■ **Do this**: Locate the word "value" in the material, then show every line that holds it.

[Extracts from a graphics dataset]
● ● ●
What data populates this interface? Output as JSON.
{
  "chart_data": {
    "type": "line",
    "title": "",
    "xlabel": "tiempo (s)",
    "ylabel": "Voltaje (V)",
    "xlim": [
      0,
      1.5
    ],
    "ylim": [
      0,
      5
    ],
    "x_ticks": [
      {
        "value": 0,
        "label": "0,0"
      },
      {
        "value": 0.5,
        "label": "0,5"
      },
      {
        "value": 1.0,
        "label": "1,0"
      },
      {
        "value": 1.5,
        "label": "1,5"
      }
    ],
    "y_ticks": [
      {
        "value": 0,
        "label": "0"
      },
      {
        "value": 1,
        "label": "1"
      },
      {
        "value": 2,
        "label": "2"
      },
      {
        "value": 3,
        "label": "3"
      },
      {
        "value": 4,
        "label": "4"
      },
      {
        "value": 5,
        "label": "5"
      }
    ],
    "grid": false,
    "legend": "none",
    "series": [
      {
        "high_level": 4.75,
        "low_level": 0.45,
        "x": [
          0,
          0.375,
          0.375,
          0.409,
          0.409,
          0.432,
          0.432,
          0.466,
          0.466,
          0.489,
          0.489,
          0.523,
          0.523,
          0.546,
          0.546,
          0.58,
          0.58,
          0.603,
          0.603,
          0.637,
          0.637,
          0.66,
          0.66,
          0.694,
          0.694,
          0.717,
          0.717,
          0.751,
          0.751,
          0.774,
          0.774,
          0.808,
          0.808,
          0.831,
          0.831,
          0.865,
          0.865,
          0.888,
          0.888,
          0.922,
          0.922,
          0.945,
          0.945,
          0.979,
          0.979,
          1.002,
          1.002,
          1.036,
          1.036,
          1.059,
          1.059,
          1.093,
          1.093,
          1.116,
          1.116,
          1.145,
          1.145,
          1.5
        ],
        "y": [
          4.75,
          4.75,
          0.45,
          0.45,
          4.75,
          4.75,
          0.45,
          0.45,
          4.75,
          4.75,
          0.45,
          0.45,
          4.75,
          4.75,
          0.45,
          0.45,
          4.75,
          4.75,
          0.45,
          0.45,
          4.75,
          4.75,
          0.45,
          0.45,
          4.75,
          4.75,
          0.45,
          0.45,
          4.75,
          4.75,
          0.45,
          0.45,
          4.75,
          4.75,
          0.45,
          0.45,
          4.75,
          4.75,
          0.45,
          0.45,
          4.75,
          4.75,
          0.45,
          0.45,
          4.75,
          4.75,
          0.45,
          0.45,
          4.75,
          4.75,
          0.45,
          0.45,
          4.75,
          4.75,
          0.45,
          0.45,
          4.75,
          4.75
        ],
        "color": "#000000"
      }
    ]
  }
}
● ● ●
■ **Output for this task**:
        "value": 0,
        "value": 0.5,
        "value": 1.0,
        "value": 1.5,
        "value": 0,
        "value": 1,
        "value": 2,
        "value": 3,
        "value": 4,
        "value": 5,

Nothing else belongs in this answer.